Copy each line containing the word "Brasilien" from the records that follow, please.

*** Begin section ***

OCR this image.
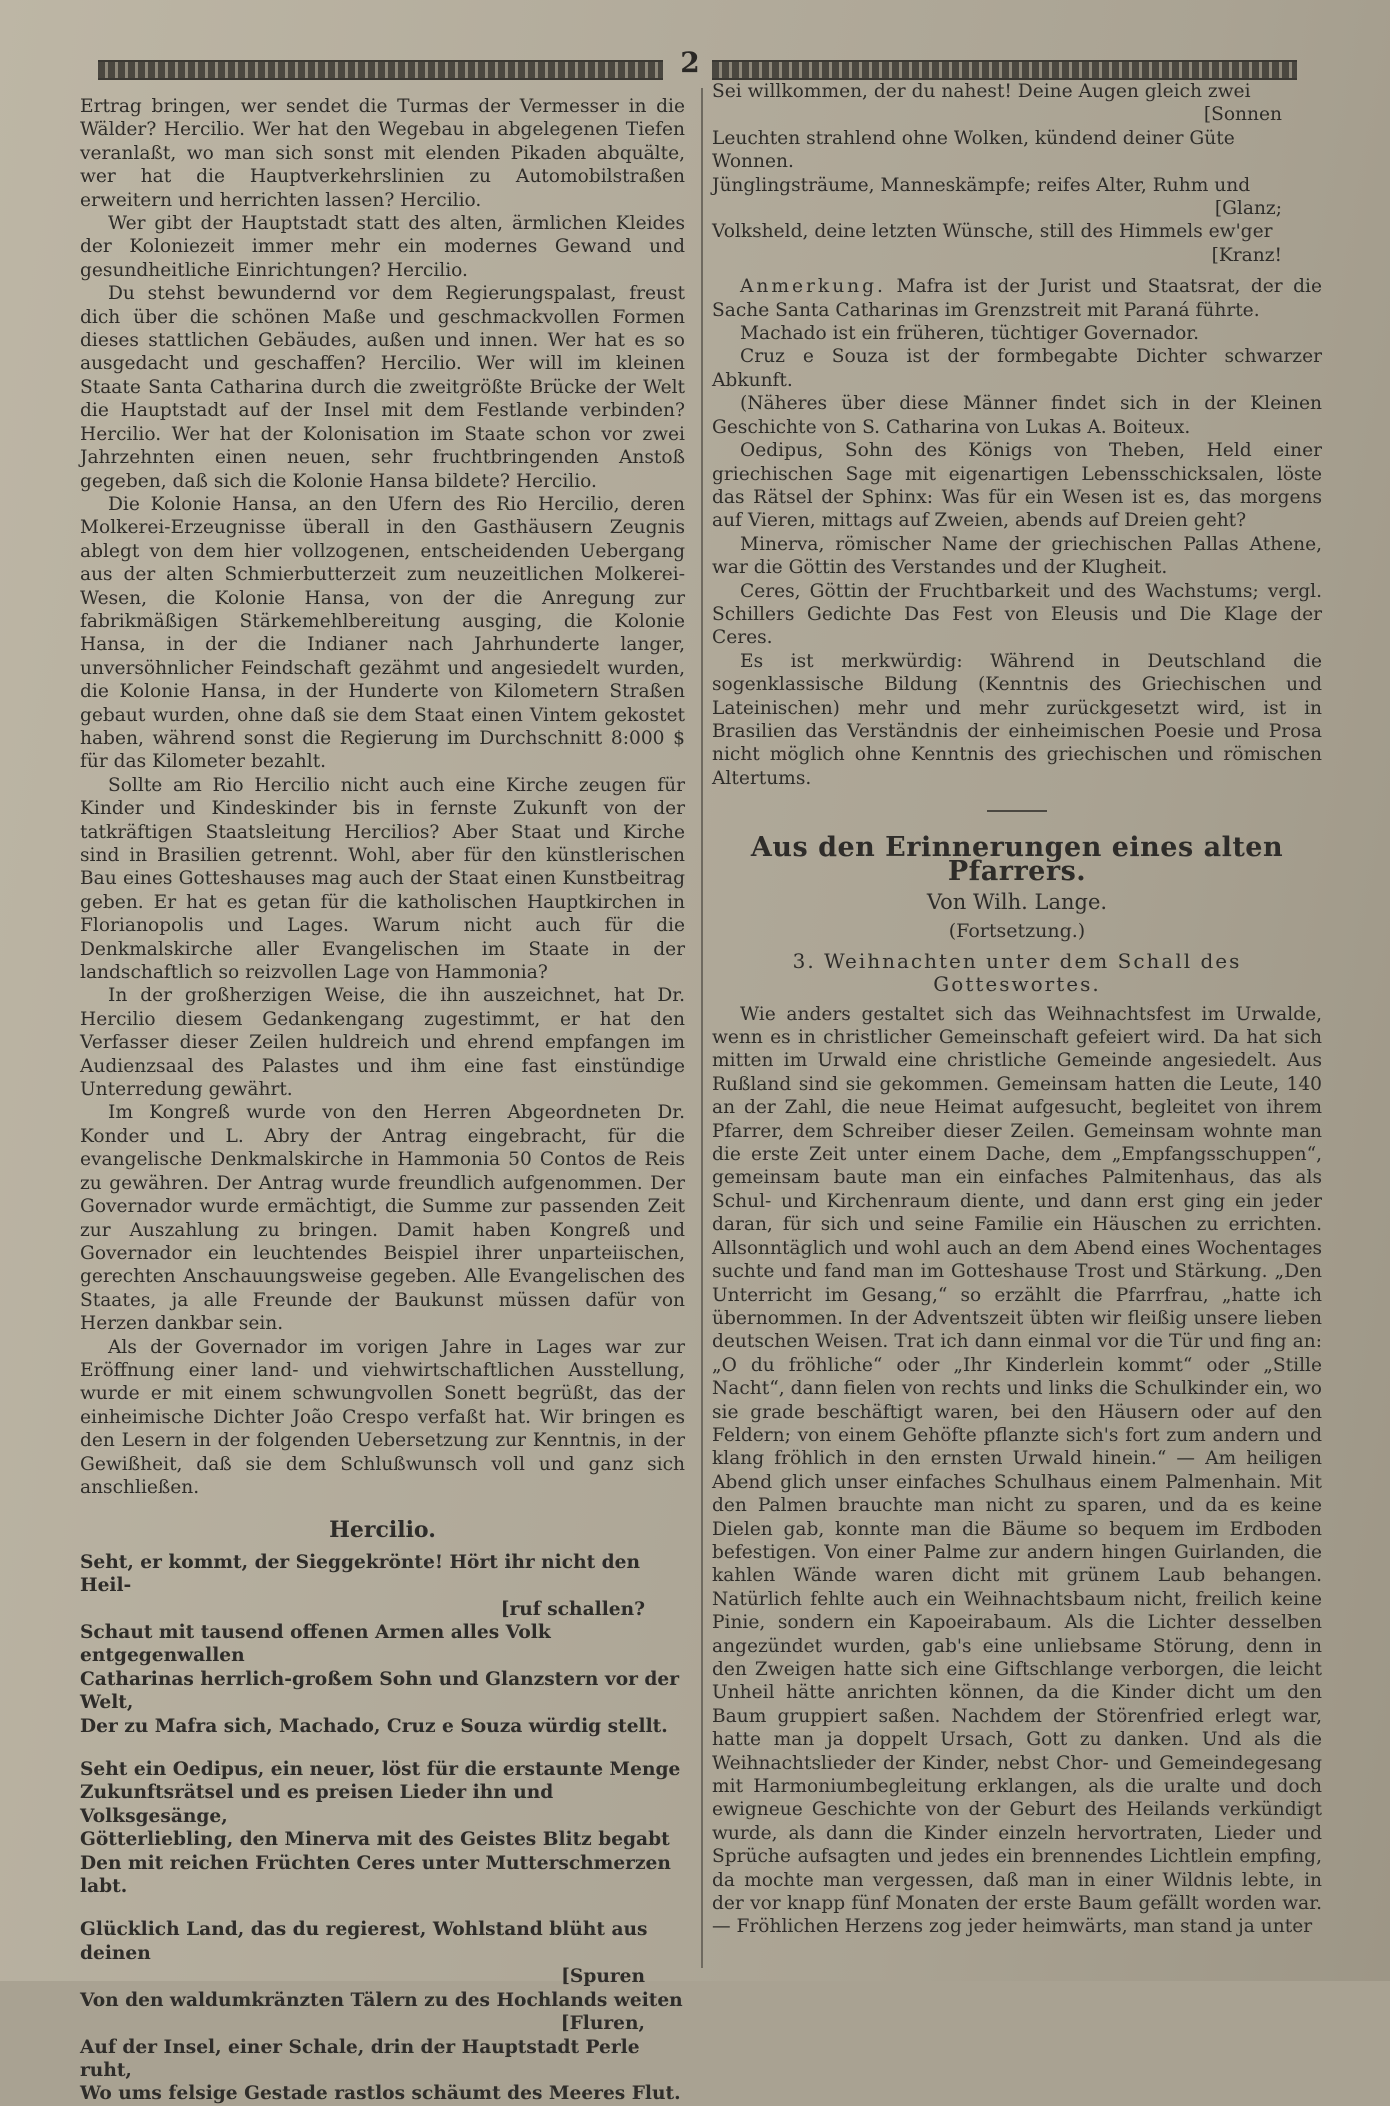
2

Ertrag bringen, wer sendet die Turmas der Vermesser in die Wälder? Hercilio. Wer hat den Wegebau in abgelegenen Tiefen veranlaßt, wo man sich sonst mit elenden Pikaden abquälte, wer hat die Hauptverkehrslinien zu Automobilstraßen erweitern und herrichten lassen? Hercilio.

Wer gibt der Hauptstadt statt des alten, ärmlichen Kleides der Koloniezeit immer mehr ein modernes Gewand und gesundheitliche Einrichtungen? Hercilio.

Du stehst bewundernd vor dem Regierungspalast, freust dich über die schönen Maße und geschmackvollen Formen dieses stattlichen Gebäudes, außen und innen. Wer hat es so ausgedacht und geschaffen? Hercilio. Wer will im kleinen Staate Santa Catharina durch die zweitgrößte Brücke der Welt die Hauptstadt auf der Insel mit dem Festlande verbinden? Hercilio. Wer hat der Kolonisation im Staate schon vor zwei Jahrzehnten einen neuen, sehr fruchtbringenden Anstoß gegeben, daß sich die Kolonie Hansa bildete? Hercilio.

Die Kolonie Hansa, an den Ufern des Rio Hercilio, deren Molkerei-Erzeugnisse überall in den Gasthäusern Zeugnis ablegt von dem hier vollzogenen, entscheidenden Uebergang aus der alten Schmierbutterzeit zum neuzeitlichen Molkerei-Wesen, die Kolonie Hansa, von der die Anregung zur fabrikmäßigen Stärkemehlbereitung ausging, die Kolonie Hansa, in der die Indianer nach Jahrhunderte langer, unversöhnlicher Feindschaft gezähmt und angesiedelt wurden, die Kolonie Hansa, in der Hunderte von Kilometern Straßen gebaut wurden, ohne daß sie dem Staat einen Vintem gekostet haben, während sonst die Regierung im Durchschnitt 8:000 $ für das Kilometer bezahlt.

Sollte am Rio Hercilio nicht auch eine Kirche zeugen für Kinder und Kindeskinder bis in fernste Zukunft von der tatkräftigen Staatsleitung Hercilios? Aber Staat und Kirche sind in Brasilien getrennt. Wohl, aber für den künstlerischen Bau eines Gotteshauses mag auch der Staat einen Kunstbeitrag geben. Er hat es getan für die katholischen Hauptkirchen in Florianopolis und Lages. Warum nicht auch für die Denkmalskirche aller Evangelischen im Staate in der landschaftlich so reizvollen Lage von Hammonia?

In der großherzigen Weise, die ihn auszeichnet, hat Dr. Hercilio diesem Gedankengang zugestimmt, er hat den Verfasser dieser Zeilen huldreich und ehrend empfangen im Audienzsaal des Palastes und ihm eine fast einstündige Unterredung gewährt.

Im Kongreß wurde von den Herren Abgeordneten Dr. Konder und L. Abry der Antrag eingebracht, für die evangelische Denkmalskirche in Hammonia 50 Contos de Reis zu gewähren. Der Antrag wurde freundlich aufgenommen. Der Governador wurde ermächtigt, die Summe zur passenden Zeit zur Auszahlung zu bringen. Damit haben Kongreß und Governador ein leuchtendes Beispiel ihrer unparteiischen, gerechten Anschauungsweise gegeben. Alle Evangelischen des Staates, ja alle Freunde der Baukunst müssen dafür von Herzen dankbar sein.

Als der Governador im vorigen Jahre in Lages war zur Eröffnung einer land- und viehwirtschaftlichen Ausstellung, wurde er mit einem schwungvollen Sonett begrüßt, das der einheimische Dichter João Crespo verfaßt hat. Wir bringen es den Lesern in der folgenden Uebersetzung zur Kenntnis, in der Gewißheit, daß sie dem Schlußwunsch voll und ganz sich anschließen.

Hercilio.
Seht, er kommt, der Sieggekrönte! Hört ihr nicht den Heil-
[ruf schallen?
Schaut mit tausend offenen Armen alles Volk entgegenwallen
Catharinas herrlich-großem Sohn und Glanzstern vor der Welt,
Der zu Mafra sich, Machado, Cruz e Souza würdig stellt.
Seht ein Oedipus, ein neuer, löst für die erstaunte Menge
Zukunftsrätsel und es preisen Lieder ihn und Volksgesänge,
Götterliebling, den Minerva mit des Geistes Blitz begabt
Den mit reichen Früchten Ceres unter Mutterschmerzen labt.
Glücklich Land, das du regierest, Wohlstand blüht aus deinen
[Spuren
Von den waldumkränzten Tälern zu des Hochlands weiten
[Fluren,
Auf der Insel, einer Schale, drin der Hauptstadt Perle ruht,
Wo ums felsige Gestade rastlos schäumt des Meeres Flut.
Sei willkommen, der du nahest! Deine Augen gleich zwei
[Sonnen
Leuchten strahlend ohne Wolken, kündend deiner Güte Wonnen.
Jünglingsträume, Manneskämpfe; reifes Alter, Ruhm und
[Glanz;
Volksheld, deine letzten Wünsche, still des Himmels ew'ger
[Kranz!

Anmerkung. Mafra ist der Jurist und Staatsrat, der die Sache Santa Catharinas im Grenzstreit mit Paraná führte.

Machado ist ein früheren, tüchtiger Governador.

Cruz e Souza ist der formbegabte Dichter schwarzer Abkunft.

(Näheres über diese Männer findet sich in der Kleinen Geschichte von S. Catharina von Lukas A. Boiteux.

Oedipus, Sohn des Königs von Theben, Held einer griechischen Sage mit eigenartigen Lebensschicksalen, löste das Rätsel der Sphinx: Was für ein Wesen ist es, das morgens auf Vieren, mittags auf Zweien, abends auf Dreien geht?

Minerva, römischer Name der griechischen Pallas Athene, war die Göttin des Verstandes und der Klugheit.

Ceres, Göttin der Fruchtbarkeit und des Wachstums; vergl. Schillers Gedichte Das Fest von Eleusis und Die Klage der Ceres.

Es ist merkwürdig: Während in Deutschland die sogenklassische Bildung (Kenntnis des Griechischen und Lateinischen) mehr und mehr zurückgesetzt wird, ist in Brasilien das Verständnis der einheimischen Poesie und Prosa nicht möglich ohne Kenntnis des griechischen und römischen Altertums.

Aus den Erinnerungen eines alten Pfarrers.
Von Wilh. Lange.
(Fortsetzung.)
3. Weihnachten unter dem Schall des Gotteswortes.

Wie anders gestaltet sich das Weihnachtsfest im Urwalde, wenn es in christlicher Gemeinschaft gefeiert wird. Da hat sich mitten im Urwald eine christliche Gemeinde angesiedelt. Aus Rußland sind sie gekommen. Gemeinsam hatten die Leute, 140 an der Zahl, die neue Heimat aufgesucht, begleitet von ihrem Pfarrer, dem Schreiber dieser Zeilen. Gemeinsam wohnte man die erste Zeit unter einem Dache, dem „Empfangsschuppen“, gemeinsam baute man ein einfaches Palmitenhaus, das als Schul- und Kirchenraum diente, und dann erst ging ein jeder daran, für sich und seine Familie ein Häuschen zu errichten. Allsonntäglich und wohl auch an dem Abend eines Wochentages suchte und fand man im Gotteshause Trost und Stärkung. „Den Unterricht im Gesang,“ so erzählt die Pfarrfrau, „hatte ich übernommen. In der Adventszeit übten wir fleißig unsere lieben deutschen Weisen. Trat ich dann einmal vor die Tür und fing an: „O du fröhliche“ oder „Ihr Kinderlein kommt“ oder „Stille Nacht“, dann fielen von rechts und links die Schulkinder ein, wo sie grade beschäftigt waren, bei den Häusern oder auf den Feldern; von einem Gehöfte pflanzte sich's fort zum andern und klang fröhlich in den ernsten Urwald hinein.“ — Am heiligen Abend glich unser einfaches Schulhaus einem Palmenhain. Mit den Palmen brauchte man nicht zu sparen, und da es keine Dielen gab, konnte man die Bäume so bequem im Erdboden befestigen. Von einer Palme zur andern hingen Guirlanden, die kahlen Wände waren dicht mit grünem Laub behangen. Natürlich fehlte auch ein Weihnachtsbaum nicht, freilich keine Pinie, sondern ein Kapoeirabaum. Als die Lichter desselben angezündet wurden, gab's eine unliebsame Störung, denn in den Zweigen hatte sich eine Giftschlange verborgen, die leicht Unheil hätte anrichten können, da die Kinder dicht um den Baum gruppiert saßen. Nachdem der Störenfried erlegt war, hatte man ja doppelt Ursach, Gott zu danken. Und als die Weihnachtslieder der Kinder, nebst Chor- und Gemeindegesang mit Harmoniumbegleitung erklangen, als die uralte und doch ewigneue Geschichte von der Geburt des Heilands verkündigt wurde, als dann die Kinder einzeln hervortraten, Lieder und Sprüche aufsagten und jedes ein brennendes Lichtlein empfing, da mochte man vergessen, daß man in einer Wildnis lebte, in der vor knapp fünf Monaten der erste Baum gefällt worden war. — Fröhlichen Herzens zog jeder heimwärts, man stand ja unter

*** End section ***

* **RESPONSE**
Sollte am Rio Hercilio nicht auch eine Kirche zeugen für Kinder und Kindeskinder bis in fernste Zukunft von der tatkräftigen Staatsleitung Hercilios? Aber Staat und Kirche sind in Brasilien getrennt. Wohl, aber für den künstlerischen Bau eines Gotteshauses mag auch der Staat einen Kunstbeitrag geben. Er hat es getan für die katholischen Hauptkirchen in Florianopolis und Lages. Warum nicht auch für die Denkmalskirche aller Evangelischen im Staate in der landschaftlich so reizvollen Lage von Hammonia?
Es ist merkwürdig: Während in Deutschland die sogenklassische Bildung (Kenntnis des Griechischen und Lateinischen) mehr und mehr zurückgesetzt wird, ist in Brasilien das Verständnis der einheimischen Poesie und Prosa nicht möglich ohne Kenntnis des griechischen und römischen Altertums.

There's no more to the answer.